» Given problem:
The lines to be set down run from the line containing "Extract all readable text from this page." through the final line of the data below; print them exactly and print nothing else.

★ ★ ★ ★ ★ ★ ★

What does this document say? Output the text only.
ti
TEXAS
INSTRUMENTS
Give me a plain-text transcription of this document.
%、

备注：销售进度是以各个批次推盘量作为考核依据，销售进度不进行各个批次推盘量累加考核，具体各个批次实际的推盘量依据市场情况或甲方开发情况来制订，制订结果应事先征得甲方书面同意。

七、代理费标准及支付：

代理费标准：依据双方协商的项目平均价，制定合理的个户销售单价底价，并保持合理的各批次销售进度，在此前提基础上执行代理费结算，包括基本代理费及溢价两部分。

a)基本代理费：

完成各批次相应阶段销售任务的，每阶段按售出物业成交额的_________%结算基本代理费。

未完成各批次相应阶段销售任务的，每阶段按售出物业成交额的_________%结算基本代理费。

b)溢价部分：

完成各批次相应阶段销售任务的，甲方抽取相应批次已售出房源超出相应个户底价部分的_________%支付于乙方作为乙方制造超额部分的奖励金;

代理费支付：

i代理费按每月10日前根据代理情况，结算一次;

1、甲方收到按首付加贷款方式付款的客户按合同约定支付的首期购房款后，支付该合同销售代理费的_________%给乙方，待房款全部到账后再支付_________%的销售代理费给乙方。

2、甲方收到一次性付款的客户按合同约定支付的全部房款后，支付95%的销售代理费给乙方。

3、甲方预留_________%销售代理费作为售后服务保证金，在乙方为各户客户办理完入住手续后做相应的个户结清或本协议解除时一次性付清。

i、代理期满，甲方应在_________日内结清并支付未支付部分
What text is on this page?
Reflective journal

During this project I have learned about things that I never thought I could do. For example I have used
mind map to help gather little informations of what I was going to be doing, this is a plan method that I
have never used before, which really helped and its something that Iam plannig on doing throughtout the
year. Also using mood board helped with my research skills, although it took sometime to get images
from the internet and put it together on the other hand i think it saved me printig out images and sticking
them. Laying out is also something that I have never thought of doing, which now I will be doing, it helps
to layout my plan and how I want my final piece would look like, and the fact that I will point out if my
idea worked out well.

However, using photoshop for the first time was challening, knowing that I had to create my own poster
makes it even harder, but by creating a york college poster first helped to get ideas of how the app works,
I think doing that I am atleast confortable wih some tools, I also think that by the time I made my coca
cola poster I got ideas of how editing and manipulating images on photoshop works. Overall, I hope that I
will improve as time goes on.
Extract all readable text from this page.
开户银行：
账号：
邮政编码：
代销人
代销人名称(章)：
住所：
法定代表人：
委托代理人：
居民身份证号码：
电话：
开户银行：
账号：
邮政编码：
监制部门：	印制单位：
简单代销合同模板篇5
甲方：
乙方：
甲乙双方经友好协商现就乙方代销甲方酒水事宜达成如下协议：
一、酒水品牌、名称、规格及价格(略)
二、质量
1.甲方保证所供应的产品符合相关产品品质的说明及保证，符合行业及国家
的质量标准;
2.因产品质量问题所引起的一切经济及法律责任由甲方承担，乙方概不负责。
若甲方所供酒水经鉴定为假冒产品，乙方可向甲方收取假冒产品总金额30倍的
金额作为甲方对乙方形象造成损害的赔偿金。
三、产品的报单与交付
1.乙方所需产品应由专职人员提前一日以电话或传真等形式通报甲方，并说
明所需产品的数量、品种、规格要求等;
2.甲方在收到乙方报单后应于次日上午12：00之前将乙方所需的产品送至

★ ★ ★ ★ ★ ★ ★

» Output of the exercise:
Extract all readable text from this page.
开户银行：
账号：
邮政编码：
代销人
代销人名称(章)：
住所：
法定代表人：
委托代理人：
居民身份证号码：
电话：
开户银行：
账号：
邮政编码：
监制部门：	印制单位：
简单代销合同模板篇5
甲方：
乙方：
甲乙双方经友好协商现就乙方代销甲方酒水事宜达成如下协议：
一、酒水品牌、名称、规格及价格(略)
二、质量
1.甲方保证所供应的产品符合相关产品品质的说明及保证，符合行业及国家
的质量标准;
2.因产品质量问题所引起的一切经济及法律责任由甲方承担，乙方概不负责。
若甲方所供酒水经鉴定为假冒产品，乙方可向甲方收取假冒产品总金额30倍的
金额作为甲方对乙方形象造成损害的赔偿金。
三、产品的报单与交付
1.乙方所需产品应由专职人员提前一日以电话或传真等形式通报甲方，并说
明所需产品的数量、品种、规格要求等;
2.甲方在收到乙方报单后应于次日上午12：00之前将乙方所需的产品送至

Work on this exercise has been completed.